▸ Directions
Report how many lines contain "Dual"; state the number and nothing else.

[Dataset rows]
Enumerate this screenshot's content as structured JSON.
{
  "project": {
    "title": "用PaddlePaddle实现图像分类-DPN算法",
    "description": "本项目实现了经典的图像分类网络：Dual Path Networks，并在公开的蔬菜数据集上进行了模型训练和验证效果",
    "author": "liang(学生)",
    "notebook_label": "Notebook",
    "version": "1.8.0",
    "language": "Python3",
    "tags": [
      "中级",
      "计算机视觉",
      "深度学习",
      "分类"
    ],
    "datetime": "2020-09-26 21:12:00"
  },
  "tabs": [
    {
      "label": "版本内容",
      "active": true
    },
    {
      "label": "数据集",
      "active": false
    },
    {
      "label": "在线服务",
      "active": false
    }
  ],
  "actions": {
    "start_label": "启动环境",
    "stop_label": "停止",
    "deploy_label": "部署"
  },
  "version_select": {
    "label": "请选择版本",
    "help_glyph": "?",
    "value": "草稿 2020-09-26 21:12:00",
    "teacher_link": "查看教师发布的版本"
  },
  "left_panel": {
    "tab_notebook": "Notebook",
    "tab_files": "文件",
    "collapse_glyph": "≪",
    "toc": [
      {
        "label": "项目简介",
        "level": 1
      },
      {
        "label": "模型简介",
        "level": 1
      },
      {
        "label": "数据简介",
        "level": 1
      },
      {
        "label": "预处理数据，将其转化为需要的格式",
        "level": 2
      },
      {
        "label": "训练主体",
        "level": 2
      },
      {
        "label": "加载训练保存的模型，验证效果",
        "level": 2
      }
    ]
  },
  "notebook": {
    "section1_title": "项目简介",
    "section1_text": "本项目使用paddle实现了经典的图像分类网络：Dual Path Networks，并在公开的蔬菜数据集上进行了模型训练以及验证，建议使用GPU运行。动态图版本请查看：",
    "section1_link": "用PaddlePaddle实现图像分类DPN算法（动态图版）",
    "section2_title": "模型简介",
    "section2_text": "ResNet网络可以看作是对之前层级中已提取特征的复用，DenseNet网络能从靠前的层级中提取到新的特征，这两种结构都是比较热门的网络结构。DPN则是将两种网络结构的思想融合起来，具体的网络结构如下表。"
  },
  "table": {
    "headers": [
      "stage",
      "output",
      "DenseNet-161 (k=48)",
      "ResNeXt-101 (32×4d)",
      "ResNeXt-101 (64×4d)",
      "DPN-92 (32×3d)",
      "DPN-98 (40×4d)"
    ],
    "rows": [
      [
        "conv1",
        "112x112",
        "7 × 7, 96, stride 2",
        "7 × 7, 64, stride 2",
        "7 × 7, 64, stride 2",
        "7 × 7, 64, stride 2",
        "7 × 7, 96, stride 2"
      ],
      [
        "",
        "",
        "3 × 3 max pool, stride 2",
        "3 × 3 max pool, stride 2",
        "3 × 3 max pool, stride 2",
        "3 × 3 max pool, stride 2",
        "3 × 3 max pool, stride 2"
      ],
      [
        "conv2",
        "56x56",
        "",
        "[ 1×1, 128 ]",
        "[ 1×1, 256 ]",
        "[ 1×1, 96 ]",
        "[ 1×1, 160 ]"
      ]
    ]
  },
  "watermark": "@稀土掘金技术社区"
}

---

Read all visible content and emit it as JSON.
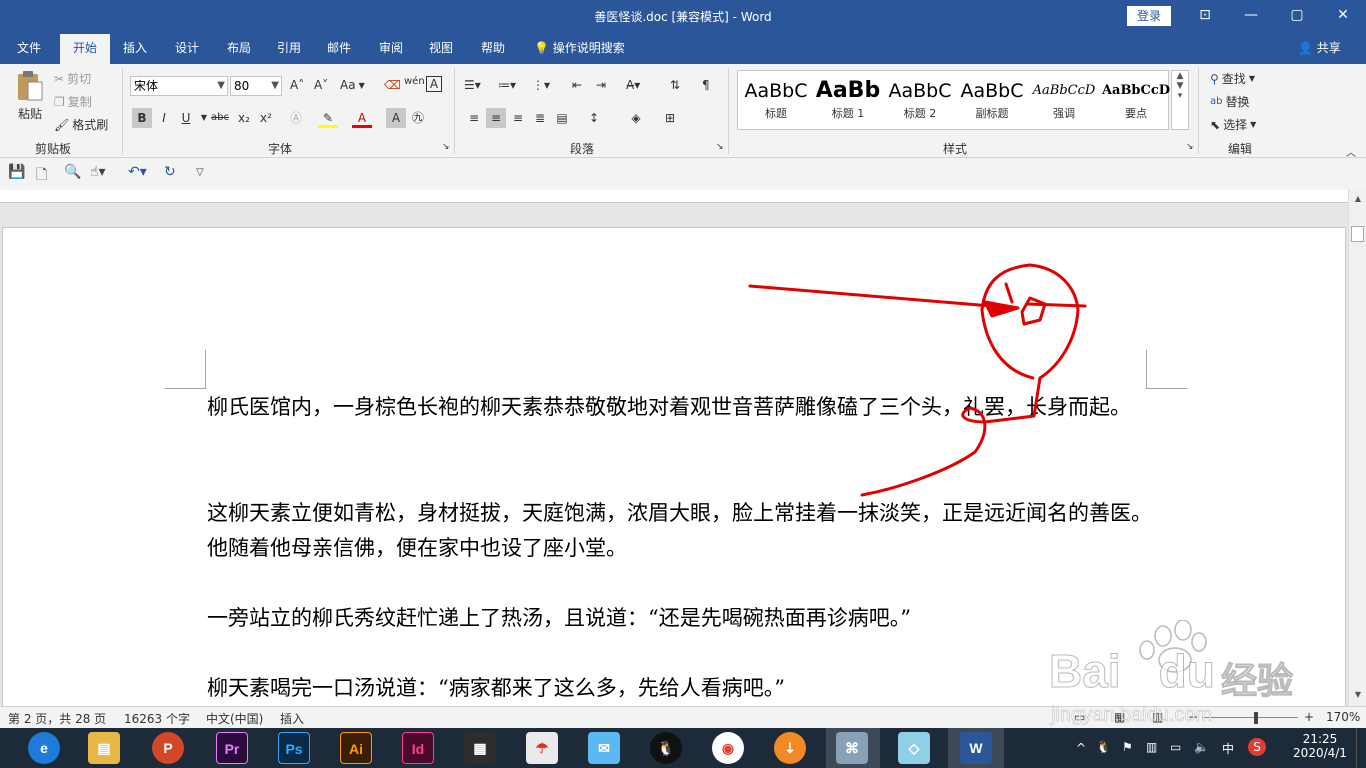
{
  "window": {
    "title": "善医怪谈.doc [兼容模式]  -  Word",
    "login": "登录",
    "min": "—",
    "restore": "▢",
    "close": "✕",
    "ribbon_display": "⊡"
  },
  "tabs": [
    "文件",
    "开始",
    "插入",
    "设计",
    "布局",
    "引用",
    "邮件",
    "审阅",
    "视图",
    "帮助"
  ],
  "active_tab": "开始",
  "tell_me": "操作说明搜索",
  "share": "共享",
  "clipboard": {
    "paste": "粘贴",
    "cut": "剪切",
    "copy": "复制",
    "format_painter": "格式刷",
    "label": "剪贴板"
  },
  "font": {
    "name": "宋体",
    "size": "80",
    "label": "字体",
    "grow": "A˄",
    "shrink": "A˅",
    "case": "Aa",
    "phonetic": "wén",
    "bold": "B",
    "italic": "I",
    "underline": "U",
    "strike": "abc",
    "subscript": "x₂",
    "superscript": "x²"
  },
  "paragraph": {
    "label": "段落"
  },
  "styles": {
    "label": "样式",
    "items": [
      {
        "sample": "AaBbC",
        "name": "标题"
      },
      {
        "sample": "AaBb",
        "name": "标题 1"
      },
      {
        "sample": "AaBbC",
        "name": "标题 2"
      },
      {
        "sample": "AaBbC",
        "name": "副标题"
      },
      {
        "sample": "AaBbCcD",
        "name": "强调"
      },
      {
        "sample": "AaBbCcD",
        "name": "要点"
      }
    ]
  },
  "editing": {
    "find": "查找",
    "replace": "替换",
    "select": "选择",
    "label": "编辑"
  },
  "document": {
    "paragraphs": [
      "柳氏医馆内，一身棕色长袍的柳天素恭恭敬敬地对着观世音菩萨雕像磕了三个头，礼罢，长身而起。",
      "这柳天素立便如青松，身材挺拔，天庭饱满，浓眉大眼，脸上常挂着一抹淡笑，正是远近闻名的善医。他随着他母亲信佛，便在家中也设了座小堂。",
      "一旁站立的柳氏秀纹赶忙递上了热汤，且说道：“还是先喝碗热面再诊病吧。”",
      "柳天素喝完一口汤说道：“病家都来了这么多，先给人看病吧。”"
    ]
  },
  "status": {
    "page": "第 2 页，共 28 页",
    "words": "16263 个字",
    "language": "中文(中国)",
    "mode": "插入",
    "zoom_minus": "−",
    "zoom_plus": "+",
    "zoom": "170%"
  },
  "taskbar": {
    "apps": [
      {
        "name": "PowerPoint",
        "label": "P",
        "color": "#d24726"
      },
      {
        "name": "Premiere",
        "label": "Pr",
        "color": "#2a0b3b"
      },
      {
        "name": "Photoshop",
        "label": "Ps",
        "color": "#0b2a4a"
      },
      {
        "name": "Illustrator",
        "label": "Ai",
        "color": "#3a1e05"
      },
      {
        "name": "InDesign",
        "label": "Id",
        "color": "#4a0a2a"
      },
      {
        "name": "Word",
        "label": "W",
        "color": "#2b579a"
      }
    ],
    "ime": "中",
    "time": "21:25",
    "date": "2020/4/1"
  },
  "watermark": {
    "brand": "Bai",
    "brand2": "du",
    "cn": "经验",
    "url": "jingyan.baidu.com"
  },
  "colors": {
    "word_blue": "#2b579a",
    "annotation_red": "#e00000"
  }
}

▸ Exercise output
2